**Prompt**. Filter these entries, keeping only lines that hold the word "text".

**Record excerpts**.

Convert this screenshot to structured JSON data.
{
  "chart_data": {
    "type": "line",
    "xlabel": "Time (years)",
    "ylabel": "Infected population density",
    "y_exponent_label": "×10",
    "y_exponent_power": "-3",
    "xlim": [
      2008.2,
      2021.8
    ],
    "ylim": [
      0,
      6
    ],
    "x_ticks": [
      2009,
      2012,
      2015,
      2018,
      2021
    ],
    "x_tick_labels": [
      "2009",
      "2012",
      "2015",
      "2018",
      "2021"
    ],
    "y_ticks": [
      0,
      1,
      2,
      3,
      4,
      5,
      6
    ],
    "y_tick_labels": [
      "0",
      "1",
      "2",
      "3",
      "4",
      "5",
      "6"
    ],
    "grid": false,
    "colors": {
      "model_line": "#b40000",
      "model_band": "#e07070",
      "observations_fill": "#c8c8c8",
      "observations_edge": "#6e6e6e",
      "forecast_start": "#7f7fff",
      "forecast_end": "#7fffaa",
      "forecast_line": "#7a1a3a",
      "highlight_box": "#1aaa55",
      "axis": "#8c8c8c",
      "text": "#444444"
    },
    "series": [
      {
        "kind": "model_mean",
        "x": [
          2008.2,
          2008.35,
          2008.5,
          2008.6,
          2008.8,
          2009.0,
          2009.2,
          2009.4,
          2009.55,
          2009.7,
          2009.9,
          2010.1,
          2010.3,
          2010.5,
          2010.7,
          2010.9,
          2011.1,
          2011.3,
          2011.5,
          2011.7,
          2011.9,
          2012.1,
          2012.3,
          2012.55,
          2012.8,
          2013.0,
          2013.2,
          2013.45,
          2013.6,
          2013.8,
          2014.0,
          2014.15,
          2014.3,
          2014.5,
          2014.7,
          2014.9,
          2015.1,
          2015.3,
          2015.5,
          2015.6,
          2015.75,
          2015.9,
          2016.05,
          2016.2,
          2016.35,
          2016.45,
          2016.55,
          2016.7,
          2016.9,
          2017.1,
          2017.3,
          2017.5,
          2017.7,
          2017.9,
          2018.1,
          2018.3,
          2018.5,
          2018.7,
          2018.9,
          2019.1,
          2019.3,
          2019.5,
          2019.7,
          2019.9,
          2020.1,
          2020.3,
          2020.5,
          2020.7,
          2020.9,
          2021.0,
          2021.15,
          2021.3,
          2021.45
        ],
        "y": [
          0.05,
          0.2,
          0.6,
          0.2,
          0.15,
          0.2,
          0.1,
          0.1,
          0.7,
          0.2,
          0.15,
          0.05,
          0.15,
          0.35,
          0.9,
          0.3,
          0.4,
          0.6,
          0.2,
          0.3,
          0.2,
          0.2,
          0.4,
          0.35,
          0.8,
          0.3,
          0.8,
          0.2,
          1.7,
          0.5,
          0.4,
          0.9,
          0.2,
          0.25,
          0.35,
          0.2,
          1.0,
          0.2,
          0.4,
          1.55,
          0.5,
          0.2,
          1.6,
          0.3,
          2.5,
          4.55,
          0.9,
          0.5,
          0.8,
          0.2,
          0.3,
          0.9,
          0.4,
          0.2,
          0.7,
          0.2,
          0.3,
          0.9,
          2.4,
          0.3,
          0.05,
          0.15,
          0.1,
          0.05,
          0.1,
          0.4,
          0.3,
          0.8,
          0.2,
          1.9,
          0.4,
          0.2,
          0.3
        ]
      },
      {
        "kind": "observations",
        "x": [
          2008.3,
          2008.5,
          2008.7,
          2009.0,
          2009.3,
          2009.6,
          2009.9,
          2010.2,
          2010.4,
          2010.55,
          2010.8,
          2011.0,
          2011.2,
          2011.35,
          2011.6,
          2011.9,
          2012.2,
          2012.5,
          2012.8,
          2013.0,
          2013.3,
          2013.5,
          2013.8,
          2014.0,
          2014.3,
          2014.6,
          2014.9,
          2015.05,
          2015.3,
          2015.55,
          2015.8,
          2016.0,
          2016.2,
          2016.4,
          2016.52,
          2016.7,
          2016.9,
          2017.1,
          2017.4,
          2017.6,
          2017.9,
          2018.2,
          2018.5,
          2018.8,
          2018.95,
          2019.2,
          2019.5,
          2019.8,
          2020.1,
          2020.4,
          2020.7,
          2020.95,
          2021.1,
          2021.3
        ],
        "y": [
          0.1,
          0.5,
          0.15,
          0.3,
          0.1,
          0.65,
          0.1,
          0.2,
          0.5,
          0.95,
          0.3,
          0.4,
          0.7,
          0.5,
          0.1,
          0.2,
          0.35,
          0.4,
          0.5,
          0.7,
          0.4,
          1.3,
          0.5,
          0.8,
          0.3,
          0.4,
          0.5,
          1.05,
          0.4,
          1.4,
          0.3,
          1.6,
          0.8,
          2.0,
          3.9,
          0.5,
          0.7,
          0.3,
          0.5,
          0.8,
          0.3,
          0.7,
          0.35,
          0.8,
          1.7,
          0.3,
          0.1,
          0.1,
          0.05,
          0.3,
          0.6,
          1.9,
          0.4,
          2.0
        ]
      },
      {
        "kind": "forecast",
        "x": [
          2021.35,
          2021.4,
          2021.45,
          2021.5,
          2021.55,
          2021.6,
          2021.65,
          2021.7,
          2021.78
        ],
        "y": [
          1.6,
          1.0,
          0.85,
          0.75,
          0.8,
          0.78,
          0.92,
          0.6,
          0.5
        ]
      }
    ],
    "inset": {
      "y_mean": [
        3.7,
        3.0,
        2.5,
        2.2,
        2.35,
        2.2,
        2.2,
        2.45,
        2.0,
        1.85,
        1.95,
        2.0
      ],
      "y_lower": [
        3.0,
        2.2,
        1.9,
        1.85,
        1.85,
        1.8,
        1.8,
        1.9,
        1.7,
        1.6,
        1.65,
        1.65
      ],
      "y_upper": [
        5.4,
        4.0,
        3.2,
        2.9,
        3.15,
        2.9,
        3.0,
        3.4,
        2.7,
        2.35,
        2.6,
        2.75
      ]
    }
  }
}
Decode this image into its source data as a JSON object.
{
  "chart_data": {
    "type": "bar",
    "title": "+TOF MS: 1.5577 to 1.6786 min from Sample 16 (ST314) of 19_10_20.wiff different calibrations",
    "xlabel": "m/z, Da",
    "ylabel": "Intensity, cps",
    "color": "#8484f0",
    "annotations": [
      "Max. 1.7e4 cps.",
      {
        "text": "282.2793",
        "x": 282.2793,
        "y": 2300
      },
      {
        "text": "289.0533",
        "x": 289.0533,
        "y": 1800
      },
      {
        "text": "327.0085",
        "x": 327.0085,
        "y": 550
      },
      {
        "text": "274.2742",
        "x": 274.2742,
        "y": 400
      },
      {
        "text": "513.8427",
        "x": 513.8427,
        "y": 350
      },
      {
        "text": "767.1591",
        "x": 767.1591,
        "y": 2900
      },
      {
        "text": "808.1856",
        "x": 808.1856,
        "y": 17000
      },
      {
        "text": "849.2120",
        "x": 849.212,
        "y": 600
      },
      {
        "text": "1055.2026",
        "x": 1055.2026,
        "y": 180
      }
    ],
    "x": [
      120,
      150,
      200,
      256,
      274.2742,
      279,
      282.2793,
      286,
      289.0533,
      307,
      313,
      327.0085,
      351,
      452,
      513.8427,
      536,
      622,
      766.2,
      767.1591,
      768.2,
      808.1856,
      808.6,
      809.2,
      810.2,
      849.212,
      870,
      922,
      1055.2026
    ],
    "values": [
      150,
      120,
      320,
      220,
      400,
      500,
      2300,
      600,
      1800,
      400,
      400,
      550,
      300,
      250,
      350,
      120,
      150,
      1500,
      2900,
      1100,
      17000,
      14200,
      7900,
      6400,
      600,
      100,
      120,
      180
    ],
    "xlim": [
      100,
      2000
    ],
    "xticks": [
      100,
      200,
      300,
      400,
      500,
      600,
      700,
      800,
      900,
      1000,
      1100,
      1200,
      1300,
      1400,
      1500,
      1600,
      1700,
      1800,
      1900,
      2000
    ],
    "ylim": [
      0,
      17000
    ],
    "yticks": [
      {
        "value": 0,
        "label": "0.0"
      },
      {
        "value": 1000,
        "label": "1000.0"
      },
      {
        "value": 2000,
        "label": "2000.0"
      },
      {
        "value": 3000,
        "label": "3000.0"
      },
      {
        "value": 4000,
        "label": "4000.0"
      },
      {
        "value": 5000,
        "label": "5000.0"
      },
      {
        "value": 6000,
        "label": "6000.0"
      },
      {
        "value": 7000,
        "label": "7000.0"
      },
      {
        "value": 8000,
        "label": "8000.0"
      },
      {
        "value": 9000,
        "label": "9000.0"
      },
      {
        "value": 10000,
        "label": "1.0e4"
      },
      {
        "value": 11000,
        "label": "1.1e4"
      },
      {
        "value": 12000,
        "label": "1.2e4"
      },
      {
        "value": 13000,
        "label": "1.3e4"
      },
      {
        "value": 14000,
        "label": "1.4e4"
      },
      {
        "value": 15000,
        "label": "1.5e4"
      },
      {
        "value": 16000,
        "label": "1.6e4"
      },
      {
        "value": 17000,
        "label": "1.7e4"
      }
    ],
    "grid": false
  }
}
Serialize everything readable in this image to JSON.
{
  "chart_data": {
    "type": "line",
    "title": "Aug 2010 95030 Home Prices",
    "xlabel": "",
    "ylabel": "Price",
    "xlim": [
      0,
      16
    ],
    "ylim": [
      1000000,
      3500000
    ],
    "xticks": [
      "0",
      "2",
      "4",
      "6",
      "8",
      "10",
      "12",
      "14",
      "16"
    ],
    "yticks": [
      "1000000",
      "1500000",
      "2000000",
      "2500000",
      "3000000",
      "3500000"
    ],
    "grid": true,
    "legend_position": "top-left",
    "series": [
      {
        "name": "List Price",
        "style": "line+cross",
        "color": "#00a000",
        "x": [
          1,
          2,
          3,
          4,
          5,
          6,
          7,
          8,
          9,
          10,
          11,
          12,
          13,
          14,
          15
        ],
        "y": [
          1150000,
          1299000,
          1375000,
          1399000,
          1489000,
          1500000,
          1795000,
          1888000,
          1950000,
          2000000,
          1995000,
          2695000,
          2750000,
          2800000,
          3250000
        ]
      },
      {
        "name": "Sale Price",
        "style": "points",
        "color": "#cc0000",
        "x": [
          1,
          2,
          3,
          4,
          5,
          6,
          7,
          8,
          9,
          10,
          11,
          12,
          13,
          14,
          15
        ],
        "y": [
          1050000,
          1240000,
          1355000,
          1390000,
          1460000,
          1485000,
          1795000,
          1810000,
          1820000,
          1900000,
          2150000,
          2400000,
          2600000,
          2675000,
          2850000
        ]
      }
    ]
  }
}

**Solution below**.
      "text": "#444444"
        "text": "282.2793",
        "text": "289.0533",
        "text": "327.0085",
        "text": "274.2742",
        "text": "513.8427",
        "text": "767.1591",
        "text": "808.1856",
        "text": "849.2120",
        "text": "1055.2026",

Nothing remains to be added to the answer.